[Start Supplied records]
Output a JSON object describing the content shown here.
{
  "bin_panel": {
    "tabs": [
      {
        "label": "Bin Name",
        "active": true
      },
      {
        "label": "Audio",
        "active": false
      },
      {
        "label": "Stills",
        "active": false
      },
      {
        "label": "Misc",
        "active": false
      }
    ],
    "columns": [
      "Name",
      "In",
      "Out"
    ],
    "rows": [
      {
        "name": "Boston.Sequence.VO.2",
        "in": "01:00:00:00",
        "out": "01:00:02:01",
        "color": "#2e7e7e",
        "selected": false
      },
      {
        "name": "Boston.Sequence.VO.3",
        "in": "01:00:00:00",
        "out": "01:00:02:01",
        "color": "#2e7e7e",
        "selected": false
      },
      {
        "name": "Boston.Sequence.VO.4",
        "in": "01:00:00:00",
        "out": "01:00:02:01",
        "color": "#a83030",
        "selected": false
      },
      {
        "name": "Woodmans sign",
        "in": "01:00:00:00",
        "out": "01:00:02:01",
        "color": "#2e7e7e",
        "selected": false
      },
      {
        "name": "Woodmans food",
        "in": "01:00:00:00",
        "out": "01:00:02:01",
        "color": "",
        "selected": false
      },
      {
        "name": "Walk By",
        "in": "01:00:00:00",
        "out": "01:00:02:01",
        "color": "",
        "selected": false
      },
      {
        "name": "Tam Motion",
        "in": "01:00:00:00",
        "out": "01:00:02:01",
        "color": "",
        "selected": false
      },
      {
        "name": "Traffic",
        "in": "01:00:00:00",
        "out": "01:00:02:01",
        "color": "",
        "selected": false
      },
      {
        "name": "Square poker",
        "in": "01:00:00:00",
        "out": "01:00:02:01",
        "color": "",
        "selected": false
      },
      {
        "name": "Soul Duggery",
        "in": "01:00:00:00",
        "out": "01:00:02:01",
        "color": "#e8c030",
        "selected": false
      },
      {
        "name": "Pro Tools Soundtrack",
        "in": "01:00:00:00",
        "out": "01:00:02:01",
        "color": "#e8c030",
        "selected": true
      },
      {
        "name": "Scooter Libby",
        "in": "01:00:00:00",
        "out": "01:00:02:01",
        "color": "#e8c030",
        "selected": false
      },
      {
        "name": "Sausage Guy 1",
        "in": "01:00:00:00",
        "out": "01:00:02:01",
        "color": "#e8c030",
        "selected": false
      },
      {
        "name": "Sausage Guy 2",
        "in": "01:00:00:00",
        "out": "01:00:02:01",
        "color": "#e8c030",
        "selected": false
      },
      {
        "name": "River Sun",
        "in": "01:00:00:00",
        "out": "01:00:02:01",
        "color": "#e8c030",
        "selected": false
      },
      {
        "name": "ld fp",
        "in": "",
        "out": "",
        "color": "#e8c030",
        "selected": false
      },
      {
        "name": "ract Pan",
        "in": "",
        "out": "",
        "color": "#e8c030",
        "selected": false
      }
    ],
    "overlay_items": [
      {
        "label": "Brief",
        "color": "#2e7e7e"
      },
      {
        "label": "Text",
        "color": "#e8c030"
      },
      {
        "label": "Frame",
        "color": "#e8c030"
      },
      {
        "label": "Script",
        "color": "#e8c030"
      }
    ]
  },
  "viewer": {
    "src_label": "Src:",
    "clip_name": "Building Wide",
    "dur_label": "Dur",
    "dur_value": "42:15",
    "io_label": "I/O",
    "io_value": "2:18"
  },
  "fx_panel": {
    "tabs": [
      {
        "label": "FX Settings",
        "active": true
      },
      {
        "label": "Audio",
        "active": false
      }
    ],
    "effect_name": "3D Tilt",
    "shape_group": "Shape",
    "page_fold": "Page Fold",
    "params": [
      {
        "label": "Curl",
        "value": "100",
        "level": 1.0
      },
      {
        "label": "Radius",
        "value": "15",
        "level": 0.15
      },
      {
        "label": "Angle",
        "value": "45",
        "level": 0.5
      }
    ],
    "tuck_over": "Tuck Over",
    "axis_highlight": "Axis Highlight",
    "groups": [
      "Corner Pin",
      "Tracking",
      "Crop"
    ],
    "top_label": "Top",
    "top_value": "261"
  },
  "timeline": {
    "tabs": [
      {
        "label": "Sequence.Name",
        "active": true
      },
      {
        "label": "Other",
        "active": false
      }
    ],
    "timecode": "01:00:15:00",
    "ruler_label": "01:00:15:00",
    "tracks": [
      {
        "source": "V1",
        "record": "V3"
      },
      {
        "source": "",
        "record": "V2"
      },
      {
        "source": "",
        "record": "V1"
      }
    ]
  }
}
[End Supplied records]
*Task requirements*. Would you restate each of the entries word for word?

*Exercise result*.
Output a JSON object describing the content shown here.
{
  "bin_panel": {
    "tabs": [
      {
        "label": "Bin Name",
        "active": true
      },
      {
        "label": "Audio",
        "active": false
      },
      {
        "label": "Stills",
        "active": false
      },
      {
        "label": "Misc",
        "active": false
      }
    ],
    "columns": [
      "Name",
      "In",
      "Out"
    ],
    "rows": [
      {
        "name": "Boston.Sequence.VO.2",
        "in": "01:00:00:00",
        "out": "01:00:02:01",
        "color": "#2e7e7e",
        "selected": false
      },
      {
        "name": "Boston.Sequence.VO.3",
        "in": "01:00:00:00",
        "out": "01:00:02:01",
        "color": "#2e7e7e",
        "selected": false
      },
      {
        "name": "Boston.Sequence.VO.4",
        "in": "01:00:00:00",
        "out": "01:00:02:01",
        "color": "#a83030",
        "selected": false
      },
      {
        "name": "Woodmans sign",
        "in": "01:00:00:00",
        "out": "01:00:02:01",
        "color": "#2e7e7e",
        "selected": false
      },
      {
        "name": "Woodmans food",
        "in": "01:00:00:00",
        "out": "01:00:02:01",
        "color": "",
        "selected": false
      },
      {
        "name": "Walk By",
        "in": "01:00:00:00",
        "out": "01:00:02:01",
        "color": "",
        "selected": false
      },
      {
        "name": "Tam Motion",
        "in": "01:00:00:00",
        "out": "01:00:02:01",
        "color": "",
        "selected": false
      },
      {
        "name": "Traffic",
        "in": "01:00:00:00",
        "out": "01:00:02:01",
        "color": "",
        "selected": false
      },
      {
        "name": "Square poker",
        "in": "01:00:00:00",
        "out": "01:00:02:01",
        "color": "",
        "selected": false
      },
      {
        "name": "Soul Duggery",
        "in": "01:00:00:00",
        "out": "01:00:02:01",
        "color": "#e8c030",
        "selected": false
      },
      {
        "name": "Pro Tools Soundtrack",
        "in": "01:00:00:00",
        "out": "01:00:02:01",
        "color": "#e8c030",
        "selected": true
      },
      {
        "name": "Scooter Libby",
        "in": "01:00:00:00",
        "out": "01:00:02:01",
        "color": "#e8c030",
        "selected": false
      },
      {
        "name": "Sausage Guy 1",
        "in": "01:00:00:00",
        "out": "01:00:02:01",
        "color": "#e8c030",
        "selected": false
      },
      {
        "name": "Sausage Guy 2",
        "in": "01:00:00:00",
        "out": "01:00:02:01",
        "color": "#e8c030",
        "selected": false
      },
      {
        "name": "River Sun",
        "in": "01:00:00:00",
        "out": "01:00:02:01",
        "color": "#e8c030",
        "selected": false
      },
      {
        "name": "ld fp",
        "in": "",
        "out": "",
        "color": "#e8c030",
        "selected": false
      },
      {
        "name": "ract Pan",
        "in": "",
        "out": "",
        "color": "#e8c030",
        "selected": false
      }
    ],
    "overlay_items": [
      {
        "label": "Brief",
        "color": "#2e7e7e"
      },
      {
        "label": "Text",
        "color": "#e8c030"
      },
      {
        "label": "Frame",
        "color": "#e8c030"
      },
      {
        "label": "Script",
        "color": "#e8c030"
      }
    ]
  },
  "viewer": {
    "src_label": "Src:",
    "clip_name": "Building Wide",
    "dur_label": "Dur",
    "dur_value": "42:15",
    "io_label": "I/O",
    "io_value": "2:18"
  },
  "fx_panel": {
    "tabs": [
      {
        "label": "FX Settings",
        "active": true
      },
      {
        "label": "Audio",
        "active": false
      }
    ],
    "effect_name": "3D Tilt",
    "shape_group": "Shape",
    "page_fold": "Page Fold",
    "params": [
      {
        "label": "Curl",
        "value": "100",
        "level": 1.0
      },
      {
        "label": "Radius",
        "value": "15",
        "level": 0.15
      },
      {
        "label": "Angle",
        "value": "45",
        "level": 0.5
      }
    ],
    "tuck_over": "Tuck Over",
    "axis_highlight": "Axis Highlight",
    "groups": [
      "Corner Pin",
      "Tracking",
      "Crop"
    ],
    "top_label": "Top",
    "top_value": "261"
  },
  "timeline": {
    "tabs": [
      {
        "label": "Sequence.Name",
        "active": true
      },
      {
        "label": "Other",
        "active": false
      }
    ],
    "timecode": "01:00:15:00",
    "ruler_label": "01:00:15:00",
    "tracks": [
      {
        "source": "V1",
        "record": "V3"
      },
      {
        "source": "",
        "record": "V2"
      },
      {
        "source": "",
        "record": "V1"
      }
    ]
  }
}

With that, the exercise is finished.